Problem to work on => Take every line from the listing below that includes "System" and copy it.

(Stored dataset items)
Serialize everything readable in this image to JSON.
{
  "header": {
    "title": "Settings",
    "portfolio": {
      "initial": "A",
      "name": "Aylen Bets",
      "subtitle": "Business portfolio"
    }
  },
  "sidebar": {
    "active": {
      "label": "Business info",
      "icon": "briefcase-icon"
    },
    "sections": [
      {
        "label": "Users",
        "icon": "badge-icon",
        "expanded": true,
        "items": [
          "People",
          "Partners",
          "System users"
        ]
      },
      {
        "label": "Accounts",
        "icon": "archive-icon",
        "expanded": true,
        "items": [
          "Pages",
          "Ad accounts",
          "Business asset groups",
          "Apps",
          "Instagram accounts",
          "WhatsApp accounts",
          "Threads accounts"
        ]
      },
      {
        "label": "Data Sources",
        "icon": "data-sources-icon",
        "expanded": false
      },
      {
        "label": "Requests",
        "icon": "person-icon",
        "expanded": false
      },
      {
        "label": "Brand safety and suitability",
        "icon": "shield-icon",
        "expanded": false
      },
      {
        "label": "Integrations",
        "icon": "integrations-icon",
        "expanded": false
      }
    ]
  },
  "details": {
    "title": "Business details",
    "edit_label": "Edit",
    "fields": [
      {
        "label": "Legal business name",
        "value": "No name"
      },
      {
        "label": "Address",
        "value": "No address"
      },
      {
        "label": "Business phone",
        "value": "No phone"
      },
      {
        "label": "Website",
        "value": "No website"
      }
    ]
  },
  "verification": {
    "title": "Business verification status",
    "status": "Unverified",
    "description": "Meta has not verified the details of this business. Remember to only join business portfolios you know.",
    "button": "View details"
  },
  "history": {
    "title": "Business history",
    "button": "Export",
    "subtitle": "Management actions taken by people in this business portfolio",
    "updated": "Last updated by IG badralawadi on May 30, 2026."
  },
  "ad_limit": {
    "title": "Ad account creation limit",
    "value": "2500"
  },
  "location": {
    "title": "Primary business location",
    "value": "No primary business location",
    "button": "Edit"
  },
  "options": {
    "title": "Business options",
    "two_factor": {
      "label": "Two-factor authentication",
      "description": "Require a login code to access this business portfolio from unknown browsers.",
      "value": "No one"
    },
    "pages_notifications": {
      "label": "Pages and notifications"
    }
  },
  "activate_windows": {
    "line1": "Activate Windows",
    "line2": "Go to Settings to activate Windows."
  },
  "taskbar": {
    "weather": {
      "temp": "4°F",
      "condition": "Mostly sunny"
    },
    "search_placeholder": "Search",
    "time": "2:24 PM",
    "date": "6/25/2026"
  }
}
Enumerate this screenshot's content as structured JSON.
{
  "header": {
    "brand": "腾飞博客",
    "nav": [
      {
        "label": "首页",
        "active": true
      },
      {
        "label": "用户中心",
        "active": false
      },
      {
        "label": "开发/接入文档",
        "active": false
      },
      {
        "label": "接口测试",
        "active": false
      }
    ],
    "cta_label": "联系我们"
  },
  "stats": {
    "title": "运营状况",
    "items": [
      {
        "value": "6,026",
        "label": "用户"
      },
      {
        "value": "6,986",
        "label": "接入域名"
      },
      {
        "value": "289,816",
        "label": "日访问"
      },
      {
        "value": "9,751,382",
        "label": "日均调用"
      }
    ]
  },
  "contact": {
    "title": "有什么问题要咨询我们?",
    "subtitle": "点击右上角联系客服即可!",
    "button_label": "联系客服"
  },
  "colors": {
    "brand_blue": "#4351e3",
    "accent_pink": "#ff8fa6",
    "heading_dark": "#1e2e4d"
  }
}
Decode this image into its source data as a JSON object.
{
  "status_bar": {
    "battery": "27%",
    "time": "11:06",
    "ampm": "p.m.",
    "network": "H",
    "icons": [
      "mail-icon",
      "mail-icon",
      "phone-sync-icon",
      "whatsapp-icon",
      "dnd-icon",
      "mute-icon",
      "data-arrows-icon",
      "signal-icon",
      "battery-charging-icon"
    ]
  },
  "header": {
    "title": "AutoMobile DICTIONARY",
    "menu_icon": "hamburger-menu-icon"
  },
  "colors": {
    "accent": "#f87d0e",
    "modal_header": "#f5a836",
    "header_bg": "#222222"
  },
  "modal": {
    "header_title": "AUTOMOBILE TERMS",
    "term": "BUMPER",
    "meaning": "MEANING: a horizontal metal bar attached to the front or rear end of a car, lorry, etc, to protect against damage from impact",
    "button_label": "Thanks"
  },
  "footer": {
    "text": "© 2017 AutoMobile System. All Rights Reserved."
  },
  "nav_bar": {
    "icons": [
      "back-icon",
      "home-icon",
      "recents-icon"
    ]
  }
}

The response =>
          "System users"
    "text": "© 2017 AutoMobile System. All Rights Reserved."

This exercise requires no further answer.